* _Supplied entries_
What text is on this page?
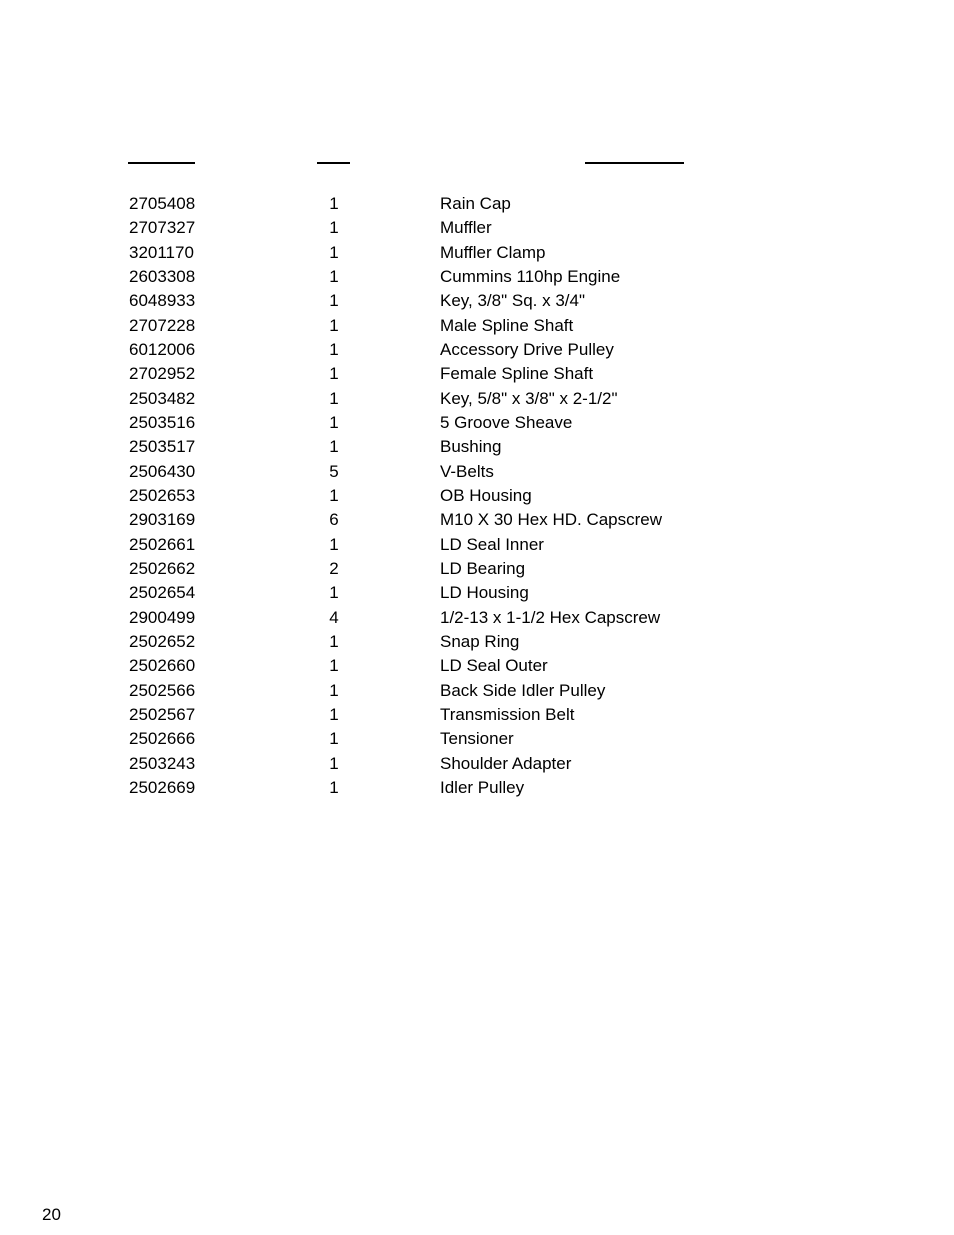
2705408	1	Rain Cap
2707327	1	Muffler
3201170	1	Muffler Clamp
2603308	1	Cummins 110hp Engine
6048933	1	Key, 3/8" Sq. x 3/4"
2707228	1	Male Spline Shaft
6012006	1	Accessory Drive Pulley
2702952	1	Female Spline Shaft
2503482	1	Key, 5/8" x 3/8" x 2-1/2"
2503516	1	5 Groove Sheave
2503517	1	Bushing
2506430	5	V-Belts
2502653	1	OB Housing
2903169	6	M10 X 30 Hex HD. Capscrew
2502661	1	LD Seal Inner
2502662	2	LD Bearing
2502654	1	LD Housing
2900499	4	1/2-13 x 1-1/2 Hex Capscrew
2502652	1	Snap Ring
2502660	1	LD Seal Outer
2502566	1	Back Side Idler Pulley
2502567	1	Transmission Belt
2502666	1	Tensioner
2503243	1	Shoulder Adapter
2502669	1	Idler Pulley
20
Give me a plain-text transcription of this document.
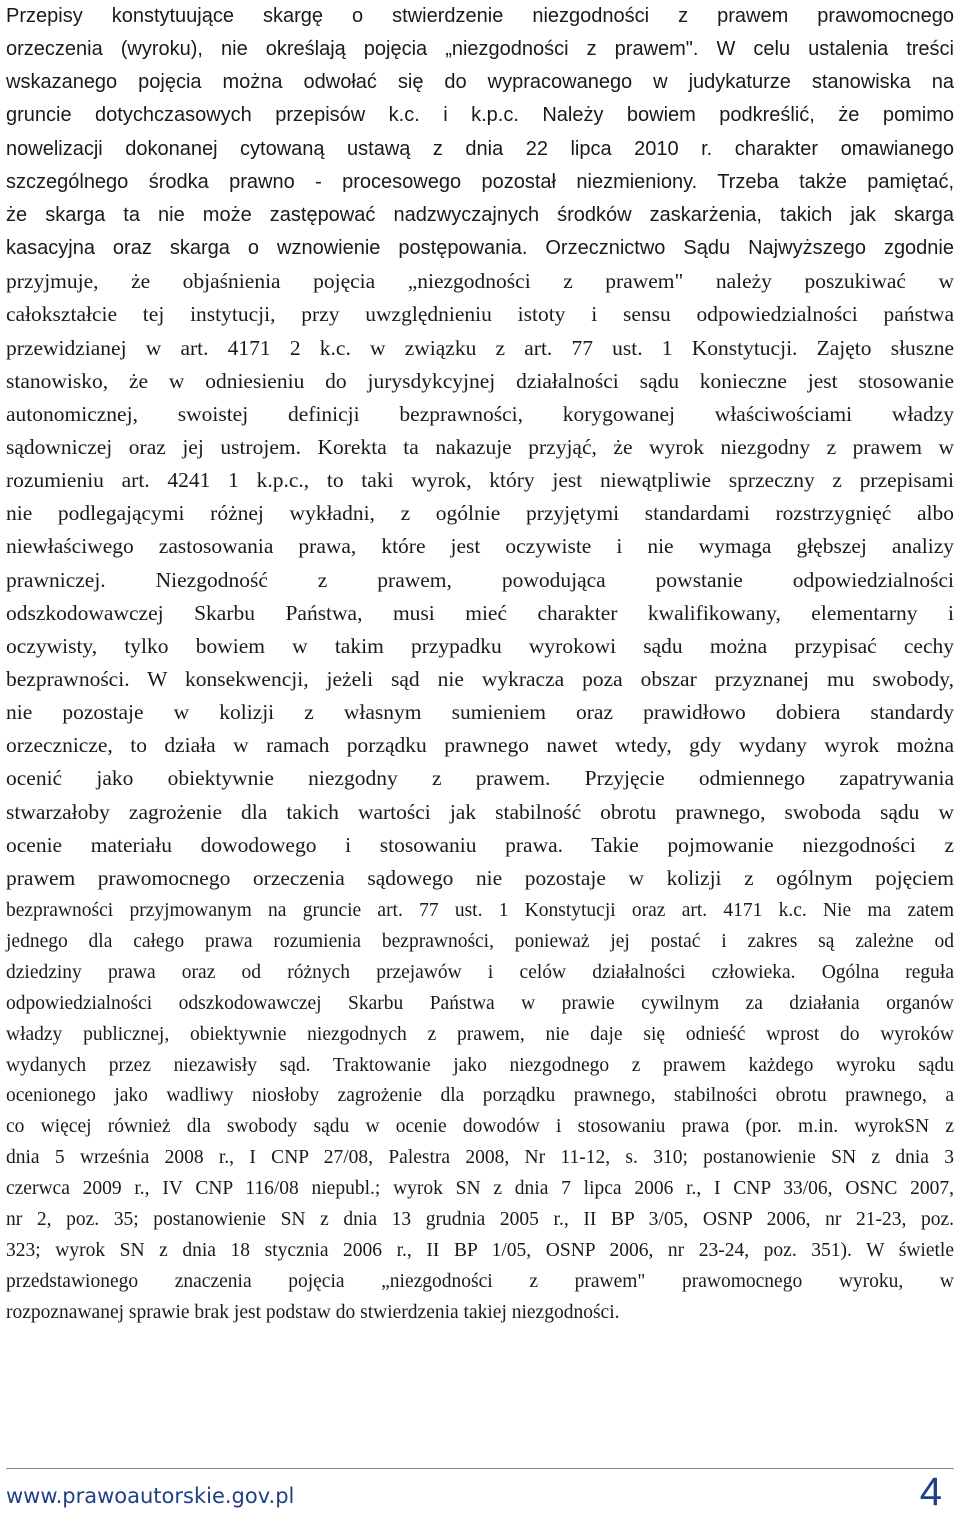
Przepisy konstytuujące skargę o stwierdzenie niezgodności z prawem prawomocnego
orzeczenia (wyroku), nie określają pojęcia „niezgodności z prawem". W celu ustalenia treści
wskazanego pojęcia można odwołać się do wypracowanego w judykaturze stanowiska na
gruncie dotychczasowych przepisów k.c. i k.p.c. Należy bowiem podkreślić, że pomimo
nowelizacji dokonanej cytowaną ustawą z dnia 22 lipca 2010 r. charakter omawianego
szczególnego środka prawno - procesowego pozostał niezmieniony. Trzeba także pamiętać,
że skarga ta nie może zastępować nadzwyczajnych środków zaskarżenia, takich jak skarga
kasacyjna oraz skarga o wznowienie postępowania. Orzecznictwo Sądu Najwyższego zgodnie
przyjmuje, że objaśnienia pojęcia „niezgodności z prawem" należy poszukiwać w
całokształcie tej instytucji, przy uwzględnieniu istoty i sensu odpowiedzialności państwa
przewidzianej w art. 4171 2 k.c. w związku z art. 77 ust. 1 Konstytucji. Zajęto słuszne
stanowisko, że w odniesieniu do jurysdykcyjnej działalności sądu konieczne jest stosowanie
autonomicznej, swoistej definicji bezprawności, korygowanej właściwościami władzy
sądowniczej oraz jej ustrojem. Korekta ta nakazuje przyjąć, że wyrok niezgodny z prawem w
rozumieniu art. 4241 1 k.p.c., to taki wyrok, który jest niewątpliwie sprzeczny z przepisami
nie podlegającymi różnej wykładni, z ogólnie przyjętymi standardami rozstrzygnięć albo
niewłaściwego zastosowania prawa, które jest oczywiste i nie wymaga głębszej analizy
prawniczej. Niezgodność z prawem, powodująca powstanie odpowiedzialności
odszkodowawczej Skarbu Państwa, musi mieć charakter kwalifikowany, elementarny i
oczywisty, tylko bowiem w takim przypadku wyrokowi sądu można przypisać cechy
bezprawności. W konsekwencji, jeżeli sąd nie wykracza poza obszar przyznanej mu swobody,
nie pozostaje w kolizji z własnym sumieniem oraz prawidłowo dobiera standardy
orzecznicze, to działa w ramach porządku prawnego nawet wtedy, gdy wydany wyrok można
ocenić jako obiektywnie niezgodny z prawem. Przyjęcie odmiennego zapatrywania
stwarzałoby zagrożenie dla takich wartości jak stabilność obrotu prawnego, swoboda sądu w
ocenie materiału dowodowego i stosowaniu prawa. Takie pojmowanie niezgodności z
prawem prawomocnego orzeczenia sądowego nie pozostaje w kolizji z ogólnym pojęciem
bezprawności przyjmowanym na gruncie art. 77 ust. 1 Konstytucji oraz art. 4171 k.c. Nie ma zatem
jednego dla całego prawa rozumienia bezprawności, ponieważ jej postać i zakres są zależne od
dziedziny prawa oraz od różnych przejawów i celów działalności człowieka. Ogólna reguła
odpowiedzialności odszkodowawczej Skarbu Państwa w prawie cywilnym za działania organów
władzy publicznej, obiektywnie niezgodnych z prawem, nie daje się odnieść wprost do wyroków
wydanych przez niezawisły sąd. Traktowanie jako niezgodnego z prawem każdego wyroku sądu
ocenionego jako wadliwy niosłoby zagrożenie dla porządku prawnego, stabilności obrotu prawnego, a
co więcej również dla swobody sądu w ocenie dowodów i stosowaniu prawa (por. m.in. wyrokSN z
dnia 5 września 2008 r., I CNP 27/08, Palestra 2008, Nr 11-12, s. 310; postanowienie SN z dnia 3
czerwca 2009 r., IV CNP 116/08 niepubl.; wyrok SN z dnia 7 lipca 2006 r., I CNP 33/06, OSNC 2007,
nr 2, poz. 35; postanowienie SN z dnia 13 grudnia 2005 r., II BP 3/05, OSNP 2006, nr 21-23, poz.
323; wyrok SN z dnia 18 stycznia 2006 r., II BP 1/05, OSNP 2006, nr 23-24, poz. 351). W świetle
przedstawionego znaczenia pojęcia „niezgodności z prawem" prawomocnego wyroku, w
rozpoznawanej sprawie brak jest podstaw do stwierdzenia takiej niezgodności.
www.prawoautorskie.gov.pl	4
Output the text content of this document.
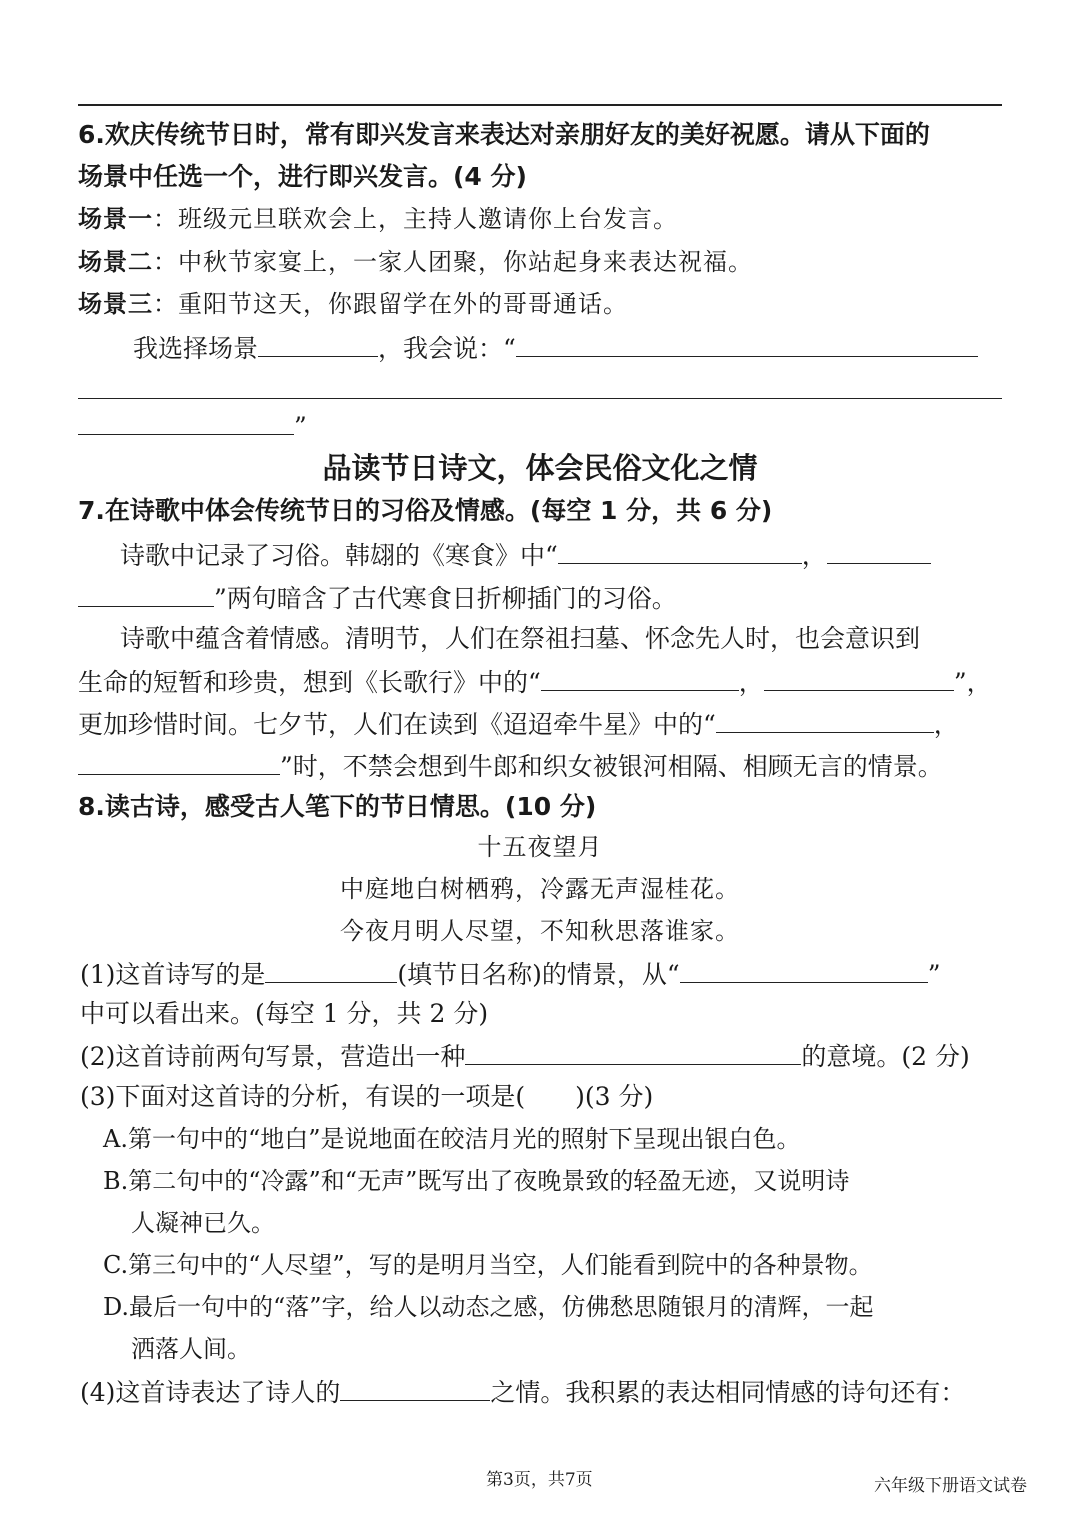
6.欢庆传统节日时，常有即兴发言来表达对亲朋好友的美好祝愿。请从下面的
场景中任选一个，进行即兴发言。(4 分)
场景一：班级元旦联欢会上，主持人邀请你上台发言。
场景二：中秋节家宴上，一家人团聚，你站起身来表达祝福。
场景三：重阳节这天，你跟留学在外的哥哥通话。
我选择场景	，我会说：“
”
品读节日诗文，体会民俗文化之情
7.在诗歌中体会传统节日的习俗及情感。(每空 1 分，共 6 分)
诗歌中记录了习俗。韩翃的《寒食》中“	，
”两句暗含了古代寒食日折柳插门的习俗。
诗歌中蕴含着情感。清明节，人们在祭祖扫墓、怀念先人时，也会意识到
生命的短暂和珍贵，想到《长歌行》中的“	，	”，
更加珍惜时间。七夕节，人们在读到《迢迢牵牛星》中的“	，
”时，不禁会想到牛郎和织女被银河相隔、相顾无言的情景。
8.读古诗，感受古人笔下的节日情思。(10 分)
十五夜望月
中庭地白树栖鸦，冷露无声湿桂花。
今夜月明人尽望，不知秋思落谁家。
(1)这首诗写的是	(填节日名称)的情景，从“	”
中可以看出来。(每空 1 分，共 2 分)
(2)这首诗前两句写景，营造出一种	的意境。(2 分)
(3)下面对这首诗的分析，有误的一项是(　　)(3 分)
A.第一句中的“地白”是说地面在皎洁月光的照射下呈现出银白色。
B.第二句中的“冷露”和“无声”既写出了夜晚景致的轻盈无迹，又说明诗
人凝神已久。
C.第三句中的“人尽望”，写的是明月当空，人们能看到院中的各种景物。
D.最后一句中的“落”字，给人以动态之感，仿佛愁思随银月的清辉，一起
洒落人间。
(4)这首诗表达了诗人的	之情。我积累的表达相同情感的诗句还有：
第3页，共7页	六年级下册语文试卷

* _Prompt_
Select every line of the records holding the string "lipca".

* _The completed task_
nowelizacji dokonanej cytowaną ustawą z dnia 22 lipca 2010 r. charakter omawianego
czerwca 2009 r., IV CNP 116/08 niepubl.; wyrok SN z dnia 7 lipca 2006 r., I CNP 33/06, OSNC 2007,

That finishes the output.